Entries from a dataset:
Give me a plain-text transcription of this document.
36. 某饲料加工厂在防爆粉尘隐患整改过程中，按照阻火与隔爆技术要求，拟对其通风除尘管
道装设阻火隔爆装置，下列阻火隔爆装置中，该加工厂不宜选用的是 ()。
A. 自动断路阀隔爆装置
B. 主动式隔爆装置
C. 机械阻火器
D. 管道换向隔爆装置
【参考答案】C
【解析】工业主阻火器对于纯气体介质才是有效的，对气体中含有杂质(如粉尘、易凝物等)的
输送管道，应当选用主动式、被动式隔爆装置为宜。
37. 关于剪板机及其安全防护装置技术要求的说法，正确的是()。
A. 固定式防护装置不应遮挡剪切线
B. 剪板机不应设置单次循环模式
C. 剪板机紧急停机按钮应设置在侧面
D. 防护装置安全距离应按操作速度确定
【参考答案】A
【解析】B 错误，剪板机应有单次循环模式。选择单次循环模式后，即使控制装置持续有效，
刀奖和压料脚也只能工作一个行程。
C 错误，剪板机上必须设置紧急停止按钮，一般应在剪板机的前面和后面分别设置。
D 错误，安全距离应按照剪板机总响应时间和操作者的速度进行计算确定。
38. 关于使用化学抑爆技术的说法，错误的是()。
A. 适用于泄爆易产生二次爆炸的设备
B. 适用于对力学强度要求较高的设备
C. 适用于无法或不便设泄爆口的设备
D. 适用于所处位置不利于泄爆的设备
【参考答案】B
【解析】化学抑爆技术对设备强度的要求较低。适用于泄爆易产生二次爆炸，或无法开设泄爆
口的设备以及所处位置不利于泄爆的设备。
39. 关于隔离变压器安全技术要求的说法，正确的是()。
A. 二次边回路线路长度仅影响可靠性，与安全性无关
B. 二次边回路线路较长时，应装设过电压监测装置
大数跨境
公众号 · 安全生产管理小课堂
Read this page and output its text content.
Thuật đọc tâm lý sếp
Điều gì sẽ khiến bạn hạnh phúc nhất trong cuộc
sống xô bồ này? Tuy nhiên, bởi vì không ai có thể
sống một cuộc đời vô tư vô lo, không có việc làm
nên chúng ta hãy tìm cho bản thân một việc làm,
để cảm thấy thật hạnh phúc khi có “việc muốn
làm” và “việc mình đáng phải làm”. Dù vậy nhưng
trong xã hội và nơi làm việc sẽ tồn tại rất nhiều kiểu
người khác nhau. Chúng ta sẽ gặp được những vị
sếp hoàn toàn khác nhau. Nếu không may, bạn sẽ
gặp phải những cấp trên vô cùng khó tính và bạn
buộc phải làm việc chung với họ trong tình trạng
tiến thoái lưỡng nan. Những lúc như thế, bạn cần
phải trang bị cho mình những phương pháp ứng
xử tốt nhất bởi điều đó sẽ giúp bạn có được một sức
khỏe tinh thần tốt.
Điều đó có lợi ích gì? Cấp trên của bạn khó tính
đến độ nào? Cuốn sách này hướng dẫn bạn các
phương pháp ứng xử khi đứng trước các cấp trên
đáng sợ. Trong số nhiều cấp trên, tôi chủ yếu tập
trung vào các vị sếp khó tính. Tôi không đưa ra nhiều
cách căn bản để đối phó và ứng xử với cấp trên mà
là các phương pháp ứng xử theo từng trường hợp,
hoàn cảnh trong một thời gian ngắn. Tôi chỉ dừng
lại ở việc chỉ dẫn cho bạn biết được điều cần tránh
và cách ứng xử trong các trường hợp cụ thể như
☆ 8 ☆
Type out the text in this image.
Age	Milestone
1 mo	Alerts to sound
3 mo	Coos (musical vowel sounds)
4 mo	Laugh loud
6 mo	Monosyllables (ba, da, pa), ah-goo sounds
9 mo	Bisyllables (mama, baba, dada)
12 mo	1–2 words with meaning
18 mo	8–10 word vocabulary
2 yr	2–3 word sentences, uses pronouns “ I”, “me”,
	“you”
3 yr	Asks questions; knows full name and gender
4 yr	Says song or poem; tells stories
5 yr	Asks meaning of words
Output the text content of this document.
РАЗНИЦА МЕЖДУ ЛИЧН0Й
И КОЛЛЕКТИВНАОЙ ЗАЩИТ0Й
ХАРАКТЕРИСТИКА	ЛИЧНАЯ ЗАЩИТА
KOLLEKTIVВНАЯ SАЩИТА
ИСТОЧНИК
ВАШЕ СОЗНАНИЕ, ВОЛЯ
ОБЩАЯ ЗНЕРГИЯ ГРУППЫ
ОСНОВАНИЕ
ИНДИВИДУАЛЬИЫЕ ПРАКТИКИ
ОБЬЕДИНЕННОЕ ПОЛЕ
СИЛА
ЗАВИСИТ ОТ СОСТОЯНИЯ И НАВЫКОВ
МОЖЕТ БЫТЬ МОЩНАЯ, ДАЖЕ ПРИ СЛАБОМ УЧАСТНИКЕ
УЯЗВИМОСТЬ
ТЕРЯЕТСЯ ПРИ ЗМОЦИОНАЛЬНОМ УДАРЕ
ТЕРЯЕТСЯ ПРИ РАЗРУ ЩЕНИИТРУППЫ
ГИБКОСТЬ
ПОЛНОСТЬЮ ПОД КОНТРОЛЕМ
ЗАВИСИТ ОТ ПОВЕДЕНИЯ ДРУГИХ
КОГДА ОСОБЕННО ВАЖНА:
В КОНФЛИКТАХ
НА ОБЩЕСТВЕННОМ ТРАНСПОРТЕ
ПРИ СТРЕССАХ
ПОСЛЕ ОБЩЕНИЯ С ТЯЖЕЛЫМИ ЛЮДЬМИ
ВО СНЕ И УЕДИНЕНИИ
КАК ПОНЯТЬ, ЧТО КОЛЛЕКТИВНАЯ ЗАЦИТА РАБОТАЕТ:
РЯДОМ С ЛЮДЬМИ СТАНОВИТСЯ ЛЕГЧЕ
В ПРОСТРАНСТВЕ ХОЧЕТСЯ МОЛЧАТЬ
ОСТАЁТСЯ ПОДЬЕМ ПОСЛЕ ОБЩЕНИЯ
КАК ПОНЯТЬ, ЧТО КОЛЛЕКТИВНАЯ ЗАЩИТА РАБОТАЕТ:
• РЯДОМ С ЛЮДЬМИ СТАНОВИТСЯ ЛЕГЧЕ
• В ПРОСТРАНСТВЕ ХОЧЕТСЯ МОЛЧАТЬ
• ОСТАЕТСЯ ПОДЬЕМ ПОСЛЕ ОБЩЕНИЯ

What you will do:
Every entry needs to be retyped exactly.

Correct response:
Give me a plain-text transcription of this document.
36. 某饲料加工厂在防爆粉尘隐患整改过程中，按照阻火与隔爆技术要求，拟对其通风除尘管
道装设阻火隔爆装置，下列阻火隔爆装置中，该加工厂不宜选用的是 ()。
A. 自动断路阀隔爆装置
B. 主动式隔爆装置
C. 机械阻火器
D. 管道换向隔爆装置
【参考答案】C
【解析】工业主阻火器对于纯气体介质才是有效的，对气体中含有杂质(如粉尘、易凝物等)的
输送管道，应当选用主动式、被动式隔爆装置为宜。
37. 关于剪板机及其安全防护装置技术要求的说法，正确的是()。
A. 固定式防护装置不应遮挡剪切线
B. 剪板机不应设置单次循环模式
C. 剪板机紧急停机按钮应设置在侧面
D. 防护装置安全距离应按操作速度确定
【参考答案】A
【解析】B 错误，剪板机应有单次循环模式。选择单次循环模式后，即使控制装置持续有效，
刀奖和压料脚也只能工作一个行程。
C 错误，剪板机上必须设置紧急停止按钮，一般应在剪板机的前面和后面分别设置。
D 错误，安全距离应按照剪板机总响应时间和操作者的速度进行计算确定。
38. 关于使用化学抑爆技术的说法，错误的是()。
A. 适用于泄爆易产生二次爆炸的设备
B. 适用于对力学强度要求较高的设备
C. 适用于无法或不便设泄爆口的设备
D. 适用于所处位置不利于泄爆的设备
【参考答案】B
【解析】化学抑爆技术对设备强度的要求较低。适用于泄爆易产生二次爆炸，或无法开设泄爆
口的设备以及所处位置不利于泄爆的设备。
39. 关于隔离变压器安全技术要求的说法，正确的是()。
A. 二次边回路线路长度仅影响可靠性，与安全性无关
B. 二次边回路线路较长时，应装设过电压监测装置
大数跨境
公众号 · 安全生产管理小课堂
Read this page and output its text content.
Thuật đọc tâm lý sếp
Điều gì sẽ khiến bạn hạnh phúc nhất trong cuộc
sống xô bồ này? Tuy nhiên, bởi vì không ai có thể
sống một cuộc đời vô tư vô lo, không có việc làm
nên chúng ta hãy tìm cho bản thân một việc làm,
để cảm thấy thật hạnh phúc khi có “việc muốn
làm” và “việc mình đáng phải làm”. Dù vậy nhưng
trong xã hội và nơi làm việc sẽ tồn tại rất nhiều kiểu
người khác nhau. Chúng ta sẽ gặp được những vị
sếp hoàn toàn khác nhau. Nếu không may, bạn sẽ
gặp phải những cấp trên vô cùng khó tính và bạn
buộc phải làm việc chung với họ trong tình trạng
tiến thoái lưỡng nan. Những lúc như thế, bạn cần
phải trang bị cho mình những phương pháp ứng
xử tốt nhất bởi điều đó sẽ giúp bạn có được một sức
khỏe tinh thần tốt.
Điều đó có lợi ích gì? Cấp trên của bạn khó tính
đến độ nào? Cuốn sách này hướng dẫn bạn các
phương pháp ứng xử khi đứng trước các cấp trên
đáng sợ. Trong số nhiều cấp trên, tôi chủ yếu tập
trung vào các vị sếp khó tính. Tôi không đưa ra nhiều
cách căn bản để đối phó và ứng xử với cấp trên mà
là các phương pháp ứng xử theo từng trường hợp,
hoàn cảnh trong một thời gian ngắn. Tôi chỉ dừng
lại ở việc chỉ dẫn cho bạn biết được điều cần tránh
và cách ứng xử trong các trường hợp cụ thể như
☆ 8 ☆
Type out the text in this image.
Age	Milestone
1 mo	Alerts to sound
3 mo	Coos (musical vowel sounds)
4 mo	Laugh loud
6 mo	Monosyllables (ba, da, pa), ah-goo sounds
9 mo	Bisyllables (mama, baba, dada)
12 mo	1–2 words with meaning
18 mo	8–10 word vocabulary
2 yr	2–3 word sentences, uses pronouns “ I”, “me”,
	“you”
3 yr	Asks questions; knows full name and gender
4 yr	Says song or poem; tells stories
5 yr	Asks meaning of words
Output the text content of this document.
РАЗНИЦА МЕЖДУ ЛИЧН0Й
И КОЛЛЕКТИВНАОЙ ЗАЩИТ0Й
ХАРАКТЕРИСТИКА	ЛИЧНАЯ ЗАЩИТА
KOLLEKTIVВНАЯ SАЩИТА
ИСТОЧНИК
ВАШЕ СОЗНАНИЕ, ВОЛЯ
ОБЩАЯ ЗНЕРГИЯ ГРУППЫ
ОСНОВАНИЕ
ИНДИВИДУАЛЬИЫЕ ПРАКТИКИ
ОБЬЕДИНЕННОЕ ПОЛЕ
СИЛА
ЗАВИСИТ ОТ СОСТОЯНИЯ И НАВЫКОВ
МОЖЕТ БЫТЬ МОЩНАЯ, ДАЖЕ ПРИ СЛАБОМ УЧАСТНИКЕ
УЯЗВИМОСТЬ
ТЕРЯЕТСЯ ПРИ ЗМОЦИОНАЛЬНОМ УДАРЕ
ТЕРЯЕТСЯ ПРИ РАЗРУ ЩЕНИИТРУППЫ
ГИБКОСТЬ
ПОЛНОСТЬЮ ПОД КОНТРОЛЕМ
ЗАВИСИТ ОТ ПОВЕДЕНИЯ ДРУГИХ
КОГДА ОСОБЕННО ВАЖНА:
В КОНФЛИКТАХ
НА ОБЩЕСТВЕННОМ ТРАНСПОРТЕ
ПРИ СТРЕССАХ
ПОСЛЕ ОБЩЕНИЯ С ТЯЖЕЛЫМИ ЛЮДЬМИ
ВО СНЕ И УЕДИНЕНИИ
КАК ПОНЯТЬ, ЧТО КОЛЛЕКТИВНАЯ ЗАЦИТА РАБОТАЕТ:
РЯДОМ С ЛЮДЬМИ СТАНОВИТСЯ ЛЕГЧЕ
В ПРОСТРАНСТВЕ ХОЧЕТСЯ МОЛЧАТЬ
ОСТАЁТСЯ ПОДЬЕМ ПОСЛЕ ОБЩЕНИЯ
КАК ПОНЯТЬ, ЧТО КОЛЛЕКТИВНАЯ ЗАЩИТА РАБОТАЕТ:
• РЯДОМ С ЛЮДЬМИ СТАНОВИТСЯ ЛЕГЧЕ
• В ПРОСТРАНСТВЕ ХОЧЕТСЯ МОЛЧАТЬ
• ОСТАЕТСЯ ПОДЬЕМ ПОСЛЕ ОБЩЕНИЯ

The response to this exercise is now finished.